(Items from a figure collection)
************

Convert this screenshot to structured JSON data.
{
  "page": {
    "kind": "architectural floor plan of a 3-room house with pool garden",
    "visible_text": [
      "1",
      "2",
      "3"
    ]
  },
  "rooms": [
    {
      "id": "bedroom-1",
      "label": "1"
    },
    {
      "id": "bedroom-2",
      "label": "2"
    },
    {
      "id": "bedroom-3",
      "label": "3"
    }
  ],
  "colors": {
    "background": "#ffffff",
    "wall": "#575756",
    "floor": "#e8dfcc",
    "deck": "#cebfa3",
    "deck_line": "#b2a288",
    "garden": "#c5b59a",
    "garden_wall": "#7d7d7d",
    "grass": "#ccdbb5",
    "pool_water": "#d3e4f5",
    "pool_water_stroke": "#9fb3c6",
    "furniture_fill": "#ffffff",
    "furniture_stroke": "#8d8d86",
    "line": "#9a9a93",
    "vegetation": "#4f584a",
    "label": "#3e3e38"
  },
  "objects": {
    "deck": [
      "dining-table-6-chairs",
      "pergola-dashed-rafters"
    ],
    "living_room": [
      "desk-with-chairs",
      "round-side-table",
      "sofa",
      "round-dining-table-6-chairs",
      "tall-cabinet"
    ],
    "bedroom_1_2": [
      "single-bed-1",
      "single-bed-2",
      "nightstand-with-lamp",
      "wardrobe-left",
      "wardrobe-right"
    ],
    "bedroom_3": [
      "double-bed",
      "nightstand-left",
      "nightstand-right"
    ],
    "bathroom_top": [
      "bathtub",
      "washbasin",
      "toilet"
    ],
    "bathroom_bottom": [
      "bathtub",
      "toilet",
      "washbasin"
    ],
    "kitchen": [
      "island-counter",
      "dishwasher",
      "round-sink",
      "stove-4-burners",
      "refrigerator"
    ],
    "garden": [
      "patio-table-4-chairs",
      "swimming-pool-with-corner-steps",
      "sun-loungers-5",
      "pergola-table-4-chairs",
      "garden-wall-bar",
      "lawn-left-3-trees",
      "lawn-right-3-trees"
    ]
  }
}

************

Exercise:
Quote the entire listing above exactly.

Answer to the exercise:
Convert this screenshot to structured JSON data.
{
  "page": {
    "kind": "architectural floor plan of a 3-room house with pool garden",
    "visible_text": [
      "1",
      "2",
      "3"
    ]
  },
  "rooms": [
    {
      "id": "bedroom-1",
      "label": "1"
    },
    {
      "id": "bedroom-2",
      "label": "2"
    },
    {
      "id": "bedroom-3",
      "label": "3"
    }
  ],
  "colors": {
    "background": "#ffffff",
    "wall": "#575756",
    "floor": "#e8dfcc",
    "deck": "#cebfa3",
    "deck_line": "#b2a288",
    "garden": "#c5b59a",
    "garden_wall": "#7d7d7d",
    "grass": "#ccdbb5",
    "pool_water": "#d3e4f5",
    "pool_water_stroke": "#9fb3c6",
    "furniture_fill": "#ffffff",
    "furniture_stroke": "#8d8d86",
    "line": "#9a9a93",
    "vegetation": "#4f584a",
    "label": "#3e3e38"
  },
  "objects": {
    "deck": [
      "dining-table-6-chairs",
      "pergola-dashed-rafters"
    ],
    "living_room": [
      "desk-with-chairs",
      "round-side-table",
      "sofa",
      "round-dining-table-6-chairs",
      "tall-cabinet"
    ],
    "bedroom_1_2": [
      "single-bed-1",
      "single-bed-2",
      "nightstand-with-lamp",
      "wardrobe-left",
      "wardrobe-right"
    ],
    "bedroom_3": [
      "double-bed",
      "nightstand-left",
      "nightstand-right"
    ],
    "bathroom_top": [
      "bathtub",
      "washbasin",
      "toilet"
    ],
    "bathroom_bottom": [
      "bathtub",
      "toilet",
      "washbasin"
    ],
    "kitchen": [
      "island-counter",
      "dishwasher",
      "round-sink",
      "stove-4-burners",
      "refrigerator"
    ],
    "garden": [
      "patio-table-4-chairs",
      "swimming-pool-with-corner-steps",
      "sun-loungers-5",
      "pergola-table-4-chairs",
      "garden-wall-bar",
      "lawn-left-3-trees",
      "lawn-right-3-trees"
    ]
  }
}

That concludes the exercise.